Requirements: Every entry needs to be printed exactly, please.

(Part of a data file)
====================

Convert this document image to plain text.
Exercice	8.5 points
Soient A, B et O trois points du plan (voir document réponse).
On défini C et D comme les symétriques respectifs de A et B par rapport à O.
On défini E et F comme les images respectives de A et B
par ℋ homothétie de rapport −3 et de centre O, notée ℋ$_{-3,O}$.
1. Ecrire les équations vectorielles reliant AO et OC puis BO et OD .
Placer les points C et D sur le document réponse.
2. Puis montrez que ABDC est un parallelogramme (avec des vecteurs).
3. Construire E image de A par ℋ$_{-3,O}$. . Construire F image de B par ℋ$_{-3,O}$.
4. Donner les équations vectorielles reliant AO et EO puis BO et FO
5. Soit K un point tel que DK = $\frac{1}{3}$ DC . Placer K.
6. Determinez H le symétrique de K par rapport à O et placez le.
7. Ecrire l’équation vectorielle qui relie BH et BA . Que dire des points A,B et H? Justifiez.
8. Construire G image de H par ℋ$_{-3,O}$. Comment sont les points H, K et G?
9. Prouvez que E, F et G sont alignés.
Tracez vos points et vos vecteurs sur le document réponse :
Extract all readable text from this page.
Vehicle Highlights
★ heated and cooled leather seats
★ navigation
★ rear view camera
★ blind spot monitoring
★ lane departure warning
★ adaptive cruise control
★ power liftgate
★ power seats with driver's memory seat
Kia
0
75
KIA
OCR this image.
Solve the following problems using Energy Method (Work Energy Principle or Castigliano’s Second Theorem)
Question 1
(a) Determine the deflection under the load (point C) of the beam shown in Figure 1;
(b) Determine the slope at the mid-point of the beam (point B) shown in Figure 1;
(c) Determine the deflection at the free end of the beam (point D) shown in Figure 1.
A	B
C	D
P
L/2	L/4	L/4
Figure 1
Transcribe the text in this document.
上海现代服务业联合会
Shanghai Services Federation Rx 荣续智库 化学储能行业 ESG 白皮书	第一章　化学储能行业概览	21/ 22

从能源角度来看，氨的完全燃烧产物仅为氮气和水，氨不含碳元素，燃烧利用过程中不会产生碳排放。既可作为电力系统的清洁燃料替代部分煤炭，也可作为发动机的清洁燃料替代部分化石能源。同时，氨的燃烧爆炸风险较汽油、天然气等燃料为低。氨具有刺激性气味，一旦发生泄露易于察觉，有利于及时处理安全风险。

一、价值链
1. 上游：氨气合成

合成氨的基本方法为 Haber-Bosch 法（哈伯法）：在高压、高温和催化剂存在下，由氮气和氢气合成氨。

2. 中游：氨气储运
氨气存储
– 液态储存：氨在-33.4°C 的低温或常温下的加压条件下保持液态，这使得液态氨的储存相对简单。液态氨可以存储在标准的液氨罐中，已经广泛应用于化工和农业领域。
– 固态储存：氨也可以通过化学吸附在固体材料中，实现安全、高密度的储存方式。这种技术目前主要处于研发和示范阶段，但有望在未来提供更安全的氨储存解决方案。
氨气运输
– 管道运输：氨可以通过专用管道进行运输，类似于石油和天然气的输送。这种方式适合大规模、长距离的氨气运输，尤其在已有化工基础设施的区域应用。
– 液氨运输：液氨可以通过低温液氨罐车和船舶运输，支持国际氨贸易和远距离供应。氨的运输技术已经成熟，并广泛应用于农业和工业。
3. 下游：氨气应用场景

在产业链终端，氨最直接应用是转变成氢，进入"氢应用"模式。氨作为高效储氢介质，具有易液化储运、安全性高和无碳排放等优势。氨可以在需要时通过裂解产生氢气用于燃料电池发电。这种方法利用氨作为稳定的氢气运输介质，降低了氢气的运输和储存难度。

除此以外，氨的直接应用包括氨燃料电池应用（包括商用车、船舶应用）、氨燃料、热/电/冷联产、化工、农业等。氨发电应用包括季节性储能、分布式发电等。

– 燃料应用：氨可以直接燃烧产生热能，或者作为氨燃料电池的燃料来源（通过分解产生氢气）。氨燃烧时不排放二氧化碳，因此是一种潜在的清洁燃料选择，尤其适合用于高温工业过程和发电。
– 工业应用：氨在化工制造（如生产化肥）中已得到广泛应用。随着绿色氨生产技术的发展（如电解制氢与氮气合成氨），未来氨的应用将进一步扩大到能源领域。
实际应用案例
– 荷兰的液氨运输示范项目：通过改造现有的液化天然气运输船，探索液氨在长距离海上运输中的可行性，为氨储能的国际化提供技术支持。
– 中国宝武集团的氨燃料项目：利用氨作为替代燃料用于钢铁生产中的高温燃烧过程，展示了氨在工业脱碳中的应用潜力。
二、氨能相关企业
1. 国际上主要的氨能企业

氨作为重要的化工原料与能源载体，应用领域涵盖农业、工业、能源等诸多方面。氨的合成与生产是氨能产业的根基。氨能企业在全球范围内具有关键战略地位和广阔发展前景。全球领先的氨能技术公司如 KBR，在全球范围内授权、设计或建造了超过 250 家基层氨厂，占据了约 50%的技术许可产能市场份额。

====================

Solved problem:
Convert this document image to plain text.
Exercice	8.5 points
Soient A, B et O trois points du plan (voir document réponse).
On défini C et D comme les symétriques respectifs de A et B par rapport à O.
On défini E et F comme les images respectives de A et B
par ℋ homothétie de rapport −3 et de centre O, notée ℋ$_{-3,O}$.
1. Ecrire les équations vectorielles reliant AO et OC puis BO et OD .
Placer les points C et D sur le document réponse.
2. Puis montrez que ABDC est un parallelogramme (avec des vecteurs).
3. Construire E image de A par ℋ$_{-3,O}$. . Construire F image de B par ℋ$_{-3,O}$.
4. Donner les équations vectorielles reliant AO et EO puis BO et FO
5. Soit K un point tel que DK = $\frac{1}{3}$ DC . Placer K.
6. Determinez H le symétrique de K par rapport à O et placez le.
7. Ecrire l’équation vectorielle qui relie BH et BA . Que dire des points A,B et H? Justifiez.
8. Construire G image de H par ℋ$_{-3,O}$. Comment sont les points H, K et G?
9. Prouvez que E, F et G sont alignés.
Tracez vos points et vos vecteurs sur le document réponse :
Extract all readable text from this page.
Vehicle Highlights
★ heated and cooled leather seats
★ navigation
★ rear view camera
★ blind spot monitoring
★ lane departure warning
★ adaptive cruise control
★ power liftgate
★ power seats with driver's memory seat
Kia
0
75
KIA
OCR this image.
Solve the following problems using Energy Method (Work Energy Principle or Castigliano’s Second Theorem)
Question 1
(a) Determine the deflection under the load (point C) of the beam shown in Figure 1;
(b) Determine the slope at the mid-point of the beam (point B) shown in Figure 1;
(c) Determine the deflection at the free end of the beam (point D) shown in Figure 1.
A	B
C	D
P
L/2	L/4	L/4
Figure 1
Transcribe the text in this document.
上海现代服务业联合会
Shanghai Services Federation Rx 荣续智库 化学储能行业 ESG 白皮书	第一章　化学储能行业概览	21/ 22

从能源角度来看，氨的完全燃烧产物仅为氮气和水，氨不含碳元素，燃烧利用过程中不会产生碳排放。既可作为电力系统的清洁燃料替代部分煤炭，也可作为发动机的清洁燃料替代部分化石能源。同时，氨的燃烧爆炸风险较汽油、天然气等燃料为低。氨具有刺激性气味，一旦发生泄露易于察觉，有利于及时处理安全风险。

一、价值链
1. 上游：氨气合成

合成氨的基本方法为 Haber-Bosch 法（哈伯法）：在高压、高温和催化剂存在下，由氮气和氢气合成氨。

2. 中游：氨气储运
氨气存储
– 液态储存：氨在-33.4°C 的低温或常温下的加压条件下保持液态，这使得液态氨的储存相对简单。液态氨可以存储在标准的液氨罐中，已经广泛应用于化工和农业领域。
– 固态储存：氨也可以通过化学吸附在固体材料中，实现安全、高密度的储存方式。这种技术目前主要处于研发和示范阶段，但有望在未来提供更安全的氨储存解决方案。
氨气运输
– 管道运输：氨可以通过专用管道进行运输，类似于石油和天然气的输送。这种方式适合大规模、长距离的氨气运输，尤其在已有化工基础设施的区域应用。
– 液氨运输：液氨可以通过低温液氨罐车和船舶运输，支持国际氨贸易和远距离供应。氨的运输技术已经成熟，并广泛应用于农业和工业。
3. 下游：氨气应用场景

在产业链终端，氨最直接应用是转变成氢，进入"氢应用"模式。氨作为高效储氢介质，具有易液化储运、安全性高和无碳排放等优势。氨可以在需要时通过裂解产生氢气用于燃料电池发电。这种方法利用氨作为稳定的氢气运输介质，降低了氢气的运输和储存难度。

除此以外，氨的直接应用包括氨燃料电池应用（包括商用车、船舶应用）、氨燃料、热/电/冷联产、化工、农业等。氨发电应用包括季节性储能、分布式发电等。

– 燃料应用：氨可以直接燃烧产生热能，或者作为氨燃料电池的燃料来源（通过分解产生氢气）。氨燃烧时不排放二氧化碳，因此是一种潜在的清洁燃料选择，尤其适合用于高温工业过程和发电。
– 工业应用：氨在化工制造（如生产化肥）中已得到广泛应用。随着绿色氨生产技术的发展（如电解制氢与氮气合成氨），未来氨的应用将进一步扩大到能源领域。
实际应用案例
– 荷兰的液氨运输示范项目：通过改造现有的液化天然气运输船，探索液氨在长距离海上运输中的可行性，为氨储能的国际化提供技术支持。
– 中国宝武集团的氨燃料项目：利用氨作为替代燃料用于钢铁生产中的高温燃烧过程，展示了氨在工业脱碳中的应用潜力。
二、氨能相关企业
1. 国际上主要的氨能企业

氨作为重要的化工原料与能源载体，应用领域涵盖农业、工业、能源等诸多方面。氨的合成与生产是氨能产业的根基。氨能企业在全球范围内具有关键战略地位和广阔发展前景。全球领先的氨能技术公司如 KBR，在全球范围内授权、设计或建造了超过 250 家基层氨厂，占据了约 50%的技术许可产能市场份额。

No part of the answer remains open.